To do - The data must be returned in full and exactly as given.

····················

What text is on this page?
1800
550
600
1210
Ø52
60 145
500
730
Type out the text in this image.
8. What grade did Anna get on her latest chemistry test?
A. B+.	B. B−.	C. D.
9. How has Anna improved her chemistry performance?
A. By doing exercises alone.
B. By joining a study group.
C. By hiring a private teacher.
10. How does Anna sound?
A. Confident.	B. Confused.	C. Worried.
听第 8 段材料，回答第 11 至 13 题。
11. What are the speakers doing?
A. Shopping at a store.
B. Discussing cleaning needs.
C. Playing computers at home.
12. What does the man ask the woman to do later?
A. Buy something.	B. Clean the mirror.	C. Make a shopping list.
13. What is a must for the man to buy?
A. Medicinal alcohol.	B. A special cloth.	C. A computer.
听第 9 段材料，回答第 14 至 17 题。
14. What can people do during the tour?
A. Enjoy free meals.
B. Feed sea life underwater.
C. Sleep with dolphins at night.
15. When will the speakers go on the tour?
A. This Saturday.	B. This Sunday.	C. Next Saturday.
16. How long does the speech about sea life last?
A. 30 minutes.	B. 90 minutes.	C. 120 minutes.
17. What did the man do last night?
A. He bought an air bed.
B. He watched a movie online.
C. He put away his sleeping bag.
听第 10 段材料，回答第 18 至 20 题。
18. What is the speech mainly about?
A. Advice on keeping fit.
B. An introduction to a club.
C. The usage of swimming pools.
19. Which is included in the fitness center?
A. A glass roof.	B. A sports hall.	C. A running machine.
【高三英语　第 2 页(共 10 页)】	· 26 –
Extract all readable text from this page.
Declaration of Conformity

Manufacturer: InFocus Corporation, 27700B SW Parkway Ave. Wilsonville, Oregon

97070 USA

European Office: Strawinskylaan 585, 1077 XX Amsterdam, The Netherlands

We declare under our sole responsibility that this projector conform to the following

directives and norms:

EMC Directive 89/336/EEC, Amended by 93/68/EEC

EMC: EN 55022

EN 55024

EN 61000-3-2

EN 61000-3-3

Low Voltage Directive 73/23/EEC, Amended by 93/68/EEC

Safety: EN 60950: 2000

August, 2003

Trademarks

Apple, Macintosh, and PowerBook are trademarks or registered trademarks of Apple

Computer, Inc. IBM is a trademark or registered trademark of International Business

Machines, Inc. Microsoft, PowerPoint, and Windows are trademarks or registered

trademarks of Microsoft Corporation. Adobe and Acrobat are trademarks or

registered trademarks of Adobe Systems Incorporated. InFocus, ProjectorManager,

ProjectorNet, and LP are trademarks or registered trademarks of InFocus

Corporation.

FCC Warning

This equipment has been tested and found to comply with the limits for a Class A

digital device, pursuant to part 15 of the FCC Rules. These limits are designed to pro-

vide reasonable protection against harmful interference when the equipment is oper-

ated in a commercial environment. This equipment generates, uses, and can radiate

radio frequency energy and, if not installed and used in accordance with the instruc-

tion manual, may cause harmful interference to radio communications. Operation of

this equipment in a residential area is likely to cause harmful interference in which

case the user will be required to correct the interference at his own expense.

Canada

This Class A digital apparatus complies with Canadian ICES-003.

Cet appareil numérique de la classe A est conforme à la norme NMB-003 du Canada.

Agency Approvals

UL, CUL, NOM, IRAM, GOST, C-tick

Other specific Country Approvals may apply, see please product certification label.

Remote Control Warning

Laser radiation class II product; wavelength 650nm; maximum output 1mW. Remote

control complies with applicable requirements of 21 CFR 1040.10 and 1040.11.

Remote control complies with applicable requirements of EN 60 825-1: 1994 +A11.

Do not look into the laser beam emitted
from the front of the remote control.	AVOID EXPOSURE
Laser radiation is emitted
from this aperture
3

····················

Answer to this exercise -
What text is on this page?
1800
550
600
1210
Ø52
60 145
500
730
Type out the text in this image.
8. What grade did Anna get on her latest chemistry test?
A. B+.	B. B−.	C. D.
9. How has Anna improved her chemistry performance?
A. By doing exercises alone.
B. By joining a study group.
C. By hiring a private teacher.
10. How does Anna sound?
A. Confident.	B. Confused.	C. Worried.
听第 8 段材料，回答第 11 至 13 题。
11. What are the speakers doing?
A. Shopping at a store.
B. Discussing cleaning needs.
C. Playing computers at home.
12. What does the man ask the woman to do later?
A. Buy something.	B. Clean the mirror.	C. Make a shopping list.
13. What is a must for the man to buy?
A. Medicinal alcohol.	B. A special cloth.	C. A computer.
听第 9 段材料，回答第 14 至 17 题。
14. What can people do during the tour?
A. Enjoy free meals.
B. Feed sea life underwater.
C. Sleep with dolphins at night.
15. When will the speakers go on the tour?
A. This Saturday.	B. This Sunday.	C. Next Saturday.
16. How long does the speech about sea life last?
A. 30 minutes.	B. 90 minutes.	C. 120 minutes.
17. What did the man do last night?
A. He bought an air bed.
B. He watched a movie online.
C. He put away his sleeping bag.
听第 10 段材料，回答第 18 至 20 题。
18. What is the speech mainly about?
A. Advice on keeping fit.
B. An introduction to a club.
C. The usage of swimming pools.
19. Which is included in the fitness center?
A. A glass roof.	B. A sports hall.	C. A running machine.
【高三英语　第 2 页(共 10 页)】	· 26 –
Extract all readable text from this page.
Declaration of Conformity

Manufacturer: InFocus Corporation, 27700B SW Parkway Ave. Wilsonville, Oregon

97070 USA

European Office: Strawinskylaan 585, 1077 XX Amsterdam, The Netherlands

We declare under our sole responsibility that this projector conform to the following

directives and norms:

EMC Directive 89/336/EEC, Amended by 93/68/EEC

EMC: EN 55022

EN 55024

EN 61000-3-2

EN 61000-3-3

Low Voltage Directive 73/23/EEC, Amended by 93/68/EEC

Safety: EN 60950: 2000

August, 2003

Trademarks

Apple, Macintosh, and PowerBook are trademarks or registered trademarks of Apple

Computer, Inc. IBM is a trademark or registered trademark of International Business

Machines, Inc. Microsoft, PowerPoint, and Windows are trademarks or registered

trademarks of Microsoft Corporation. Adobe and Acrobat are trademarks or

registered trademarks of Adobe Systems Incorporated. InFocus, ProjectorManager,

ProjectorNet, and LP are trademarks or registered trademarks of InFocus

Corporation.

FCC Warning

This equipment has been tested and found to comply with the limits for a Class A

digital device, pursuant to part 15 of the FCC Rules. These limits are designed to pro-

vide reasonable protection against harmful interference when the equipment is oper-

ated in a commercial environment. This equipment generates, uses, and can radiate

radio frequency energy and, if not installed and used in accordance with the instruc-

tion manual, may cause harmful interference to radio communications. Operation of

this equipment in a residential area is likely to cause harmful interference in which

case the user will be required to correct the interference at his own expense.

Canada

This Class A digital apparatus complies with Canadian ICES-003.

Cet appareil numérique de la classe A est conforme à la norme NMB-003 du Canada.

Agency Approvals

UL, CUL, NOM, IRAM, GOST, C-tick

Other specific Country Approvals may apply, see please product certification label.

Remote Control Warning

Laser radiation class II product; wavelength 650nm; maximum output 1mW. Remote

control complies with applicable requirements of 21 CFR 1040.10 and 1040.11.

Remote control complies with applicable requirements of EN 60 825-1: 1994 +A11.

Do not look into the laser beam emitted
from the front of the remote control.	AVOID EXPOSURE
Laser radiation is emitted
from this aperture
3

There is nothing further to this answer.